● **WHAT NEEDS TO BE DONE**
Retype the complete listing exactly as it appears.

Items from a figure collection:
_ _ _ _

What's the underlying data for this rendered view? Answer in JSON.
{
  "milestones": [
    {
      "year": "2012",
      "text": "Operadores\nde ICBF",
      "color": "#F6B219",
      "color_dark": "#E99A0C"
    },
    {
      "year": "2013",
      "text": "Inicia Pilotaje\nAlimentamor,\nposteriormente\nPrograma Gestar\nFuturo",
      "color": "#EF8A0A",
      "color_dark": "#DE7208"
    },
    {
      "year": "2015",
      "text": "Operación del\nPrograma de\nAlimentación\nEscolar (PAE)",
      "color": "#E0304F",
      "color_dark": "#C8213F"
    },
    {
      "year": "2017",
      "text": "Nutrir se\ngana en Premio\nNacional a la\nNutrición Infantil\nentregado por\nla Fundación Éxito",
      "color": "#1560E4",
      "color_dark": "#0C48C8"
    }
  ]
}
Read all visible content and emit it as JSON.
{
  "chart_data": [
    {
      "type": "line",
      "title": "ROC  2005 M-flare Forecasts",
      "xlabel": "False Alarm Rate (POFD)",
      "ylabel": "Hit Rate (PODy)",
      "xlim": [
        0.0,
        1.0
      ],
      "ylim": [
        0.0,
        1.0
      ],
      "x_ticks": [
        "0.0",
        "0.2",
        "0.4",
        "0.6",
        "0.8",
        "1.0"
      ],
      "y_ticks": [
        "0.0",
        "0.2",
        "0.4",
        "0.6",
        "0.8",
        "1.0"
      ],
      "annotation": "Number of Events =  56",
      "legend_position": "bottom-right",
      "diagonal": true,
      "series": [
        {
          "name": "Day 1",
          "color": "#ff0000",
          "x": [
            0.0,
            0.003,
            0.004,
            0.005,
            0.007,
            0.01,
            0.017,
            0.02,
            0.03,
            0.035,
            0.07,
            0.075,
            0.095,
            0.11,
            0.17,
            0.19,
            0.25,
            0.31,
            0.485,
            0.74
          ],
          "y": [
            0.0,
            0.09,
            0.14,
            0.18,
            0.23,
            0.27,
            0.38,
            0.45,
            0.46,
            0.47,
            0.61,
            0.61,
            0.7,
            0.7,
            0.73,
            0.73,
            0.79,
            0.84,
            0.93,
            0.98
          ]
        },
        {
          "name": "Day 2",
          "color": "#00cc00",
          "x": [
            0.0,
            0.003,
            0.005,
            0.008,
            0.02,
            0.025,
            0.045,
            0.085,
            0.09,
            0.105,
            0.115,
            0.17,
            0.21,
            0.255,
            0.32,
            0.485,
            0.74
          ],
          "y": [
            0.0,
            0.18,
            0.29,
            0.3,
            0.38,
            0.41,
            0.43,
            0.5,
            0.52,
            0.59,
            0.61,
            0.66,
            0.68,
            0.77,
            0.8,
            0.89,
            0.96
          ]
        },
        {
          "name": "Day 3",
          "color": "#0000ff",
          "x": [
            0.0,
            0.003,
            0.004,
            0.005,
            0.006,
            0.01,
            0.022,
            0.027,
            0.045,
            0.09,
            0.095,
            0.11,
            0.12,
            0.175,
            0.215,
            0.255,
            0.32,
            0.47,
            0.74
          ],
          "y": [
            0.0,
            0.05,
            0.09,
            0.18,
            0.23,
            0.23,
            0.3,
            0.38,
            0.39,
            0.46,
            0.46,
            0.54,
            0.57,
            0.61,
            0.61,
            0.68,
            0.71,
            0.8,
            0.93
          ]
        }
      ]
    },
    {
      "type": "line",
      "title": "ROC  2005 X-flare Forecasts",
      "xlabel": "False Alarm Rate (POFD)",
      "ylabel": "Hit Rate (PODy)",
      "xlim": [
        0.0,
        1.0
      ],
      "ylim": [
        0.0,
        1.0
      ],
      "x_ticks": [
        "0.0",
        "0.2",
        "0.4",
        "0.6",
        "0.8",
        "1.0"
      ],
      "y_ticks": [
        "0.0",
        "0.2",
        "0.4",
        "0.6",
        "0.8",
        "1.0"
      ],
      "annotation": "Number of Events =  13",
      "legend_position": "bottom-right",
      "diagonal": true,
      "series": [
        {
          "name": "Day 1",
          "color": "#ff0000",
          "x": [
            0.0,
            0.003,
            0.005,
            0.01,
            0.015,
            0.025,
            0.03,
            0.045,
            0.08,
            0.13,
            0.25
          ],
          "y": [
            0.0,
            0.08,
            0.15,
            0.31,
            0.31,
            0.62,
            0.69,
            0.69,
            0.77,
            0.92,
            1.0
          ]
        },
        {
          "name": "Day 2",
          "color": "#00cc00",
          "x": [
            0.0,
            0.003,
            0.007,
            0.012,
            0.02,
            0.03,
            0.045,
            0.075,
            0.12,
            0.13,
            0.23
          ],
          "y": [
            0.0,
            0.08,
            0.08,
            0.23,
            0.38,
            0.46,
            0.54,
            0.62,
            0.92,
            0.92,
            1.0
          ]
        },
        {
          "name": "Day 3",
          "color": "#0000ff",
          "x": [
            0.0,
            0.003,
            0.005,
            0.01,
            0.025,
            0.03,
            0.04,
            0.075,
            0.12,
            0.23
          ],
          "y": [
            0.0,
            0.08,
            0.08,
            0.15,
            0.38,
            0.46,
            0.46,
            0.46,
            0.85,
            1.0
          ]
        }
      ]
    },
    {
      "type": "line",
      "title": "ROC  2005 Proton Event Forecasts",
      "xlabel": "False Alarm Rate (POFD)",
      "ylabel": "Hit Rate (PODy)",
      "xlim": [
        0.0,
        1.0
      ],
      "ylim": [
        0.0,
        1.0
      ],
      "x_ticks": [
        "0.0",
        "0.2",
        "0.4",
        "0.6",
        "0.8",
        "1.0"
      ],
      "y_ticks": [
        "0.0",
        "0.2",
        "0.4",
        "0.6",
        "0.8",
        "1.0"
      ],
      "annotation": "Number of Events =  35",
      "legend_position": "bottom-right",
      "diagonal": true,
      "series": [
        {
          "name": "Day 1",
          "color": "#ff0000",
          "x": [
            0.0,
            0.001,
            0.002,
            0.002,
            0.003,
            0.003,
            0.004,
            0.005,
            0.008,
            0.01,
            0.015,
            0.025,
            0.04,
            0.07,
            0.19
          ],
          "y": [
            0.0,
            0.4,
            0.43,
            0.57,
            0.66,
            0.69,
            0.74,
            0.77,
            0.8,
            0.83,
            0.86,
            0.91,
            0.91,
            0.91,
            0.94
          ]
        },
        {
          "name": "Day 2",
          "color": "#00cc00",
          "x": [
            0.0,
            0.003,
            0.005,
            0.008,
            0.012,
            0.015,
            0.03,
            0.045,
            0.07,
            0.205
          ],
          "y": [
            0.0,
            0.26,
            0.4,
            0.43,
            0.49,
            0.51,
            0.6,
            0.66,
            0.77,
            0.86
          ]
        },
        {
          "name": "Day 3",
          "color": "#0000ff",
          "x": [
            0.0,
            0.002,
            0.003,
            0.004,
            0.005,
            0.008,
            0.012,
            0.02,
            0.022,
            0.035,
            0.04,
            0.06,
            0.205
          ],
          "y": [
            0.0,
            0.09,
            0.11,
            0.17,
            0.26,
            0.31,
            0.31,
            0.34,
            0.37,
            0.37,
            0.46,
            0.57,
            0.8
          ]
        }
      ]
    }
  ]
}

_ _ _ _

● **EXERCISE SOLUTION**
What's the underlying data for this rendered view? Answer in JSON.
{
  "milestones": [
    {
      "year": "2012",
      "text": "Operadores\nde ICBF",
      "color": "#F6B219",
      "color_dark": "#E99A0C"
    },
    {
      "year": "2013",
      "text": "Inicia Pilotaje\nAlimentamor,\nposteriormente\nPrograma Gestar\nFuturo",
      "color": "#EF8A0A",
      "color_dark": "#DE7208"
    },
    {
      "year": "2015",
      "text": "Operación del\nPrograma de\nAlimentación\nEscolar (PAE)",
      "color": "#E0304F",
      "color_dark": "#C8213F"
    },
    {
      "year": "2017",
      "text": "Nutrir se\ngana en Premio\nNacional a la\nNutrición Infantil\nentregado por\nla Fundación Éxito",
      "color": "#1560E4",
      "color_dark": "#0C48C8"
    }
  ]
}
Read all visible content and emit it as JSON.
{
  "chart_data": [
    {
      "type": "line",
      "title": "ROC  2005 M-flare Forecasts",
      "xlabel": "False Alarm Rate (POFD)",
      "ylabel": "Hit Rate (PODy)",
      "xlim": [
        0.0,
        1.0
      ],
      "ylim": [
        0.0,
        1.0
      ],
      "x_ticks": [
        "0.0",
        "0.2",
        "0.4",
        "0.6",
        "0.8",
        "1.0"
      ],
      "y_ticks": [
        "0.0",
        "0.2",
        "0.4",
        "0.6",
        "0.8",
        "1.0"
      ],
      "annotation": "Number of Events =  56",
      "legend_position": "bottom-right",
      "diagonal": true,
      "series": [
        {
          "name": "Day 1",
          "color": "#ff0000",
          "x": [
            0.0,
            0.003,
            0.004,
            0.005,
            0.007,
            0.01,
            0.017,
            0.02,
            0.03,
            0.035,
            0.07,
            0.075,
            0.095,
            0.11,
            0.17,
            0.19,
            0.25,
            0.31,
            0.485,
            0.74
          ],
          "y": [
            0.0,
            0.09,
            0.14,
            0.18,
            0.23,
            0.27,
            0.38,
            0.45,
            0.46,
            0.47,
            0.61,
            0.61,
            0.7,
            0.7,
            0.73,
            0.73,
            0.79,
            0.84,
            0.93,
            0.98
          ]
        },
        {
          "name": "Day 2",
          "color": "#00cc00",
          "x": [
            0.0,
            0.003,
            0.005,
            0.008,
            0.02,
            0.025,
            0.045,
            0.085,
            0.09,
            0.105,
            0.115,
            0.17,
            0.21,
            0.255,
            0.32,
            0.485,
            0.74
          ],
          "y": [
            0.0,
            0.18,
            0.29,
            0.3,
            0.38,
            0.41,
            0.43,
            0.5,
            0.52,
            0.59,
            0.61,
            0.66,
            0.68,
            0.77,
            0.8,
            0.89,
            0.96
          ]
        },
        {
          "name": "Day 3",
          "color": "#0000ff",
          "x": [
            0.0,
            0.003,
            0.004,
            0.005,
            0.006,
            0.01,
            0.022,
            0.027,
            0.045,
            0.09,
            0.095,
            0.11,
            0.12,
            0.175,
            0.215,
            0.255,
            0.32,
            0.47,
            0.74
          ],
          "y": [
            0.0,
            0.05,
            0.09,
            0.18,
            0.23,
            0.23,
            0.3,
            0.38,
            0.39,
            0.46,
            0.46,
            0.54,
            0.57,
            0.61,
            0.61,
            0.68,
            0.71,
            0.8,
            0.93
          ]
        }
      ]
    },
    {
      "type": "line",
      "title": "ROC  2005 X-flare Forecasts",
      "xlabel": "False Alarm Rate (POFD)",
      "ylabel": "Hit Rate (PODy)",
      "xlim": [
        0.0,
        1.0
      ],
      "ylim": [
        0.0,
        1.0
      ],
      "x_ticks": [
        "0.0",
        "0.2",
        "0.4",
        "0.6",
        "0.8",
        "1.0"
      ],
      "y_ticks": [
        "0.0",
        "0.2",
        "0.4",
        "0.6",
        "0.8",
        "1.0"
      ],
      "annotation": "Number of Events =  13",
      "legend_position": "bottom-right",
      "diagonal": true,
      "series": [
        {
          "name": "Day 1",
          "color": "#ff0000",
          "x": [
            0.0,
            0.003,
            0.005,
            0.01,
            0.015,
            0.025,
            0.03,
            0.045,
            0.08,
            0.13,
            0.25
          ],
          "y": [
            0.0,
            0.08,
            0.15,
            0.31,
            0.31,
            0.62,
            0.69,
            0.69,
            0.77,
            0.92,
            1.0
          ]
        },
        {
          "name": "Day 2",
          "color": "#00cc00",
          "x": [
            0.0,
            0.003,
            0.007,
            0.012,
            0.02,
            0.03,
            0.045,
            0.075,
            0.12,
            0.13,
            0.23
          ],
          "y": [
            0.0,
            0.08,
            0.08,
            0.23,
            0.38,
            0.46,
            0.54,
            0.62,
            0.92,
            0.92,
            1.0
          ]
        },
        {
          "name": "Day 3",
          "color": "#0000ff",
          "x": [
            0.0,
            0.003,
            0.005,
            0.01,
            0.025,
            0.03,
            0.04,
            0.075,
            0.12,
            0.23
          ],
          "y": [
            0.0,
            0.08,
            0.08,
            0.15,
            0.38,
            0.46,
            0.46,
            0.46,
            0.85,
            1.0
          ]
        }
      ]
    },
    {
      "type": "line",
      "title": "ROC  2005 Proton Event Forecasts",
      "xlabel": "False Alarm Rate (POFD)",
      "ylabel": "Hit Rate (PODy)",
      "xlim": [
        0.0,
        1.0
      ],
      "ylim": [
        0.0,
        1.0
      ],
      "x_ticks": [
        "0.0",
        "0.2",
        "0.4",
        "0.6",
        "0.8",
        "1.0"
      ],
      "y_ticks": [
        "0.0",
        "0.2",
        "0.4",
        "0.6",
        "0.8",
        "1.0"
      ],
      "annotation": "Number of Events =  35",
      "legend_position": "bottom-right",
      "diagonal": true,
      "series": [
        {
          "name": "Day 1",
          "color": "#ff0000",
          "x": [
            0.0,
            0.001,
            0.002,
            0.002,
            0.003,
            0.003,
            0.004,
            0.005,
            0.008,
            0.01,
            0.015,
            0.025,
            0.04,
            0.07,
            0.19
          ],
          "y": [
            0.0,
            0.4,
            0.43,
            0.57,
            0.66,
            0.69,
            0.74,
            0.77,
            0.8,
            0.83,
            0.86,
            0.91,
            0.91,
            0.91,
            0.94
          ]
        },
        {
          "name": "Day 2",
          "color": "#00cc00",
          "x": [
            0.0,
            0.003,
            0.005,
            0.008,
            0.012,
            0.015,
            0.03,
            0.045,
            0.07,
            0.205
          ],
          "y": [
            0.0,
            0.26,
            0.4,
            0.43,
            0.49,
            0.51,
            0.6,
            0.66,
            0.77,
            0.86
          ]
        },
        {
          "name": "Day 3",
          "color": "#0000ff",
          "x": [
            0.0,
            0.002,
            0.003,
            0.004,
            0.005,
            0.008,
            0.012,
            0.02,
            0.022,
            0.035,
            0.04,
            0.06,
            0.205
          ],
          "y": [
            0.0,
            0.09,
            0.11,
            0.17,
            0.26,
            0.31,
            0.31,
            0.34,
            0.37,
            0.37,
            0.46,
            0.57,
            0.8
          ]
        }
      ]
    }
  ]
}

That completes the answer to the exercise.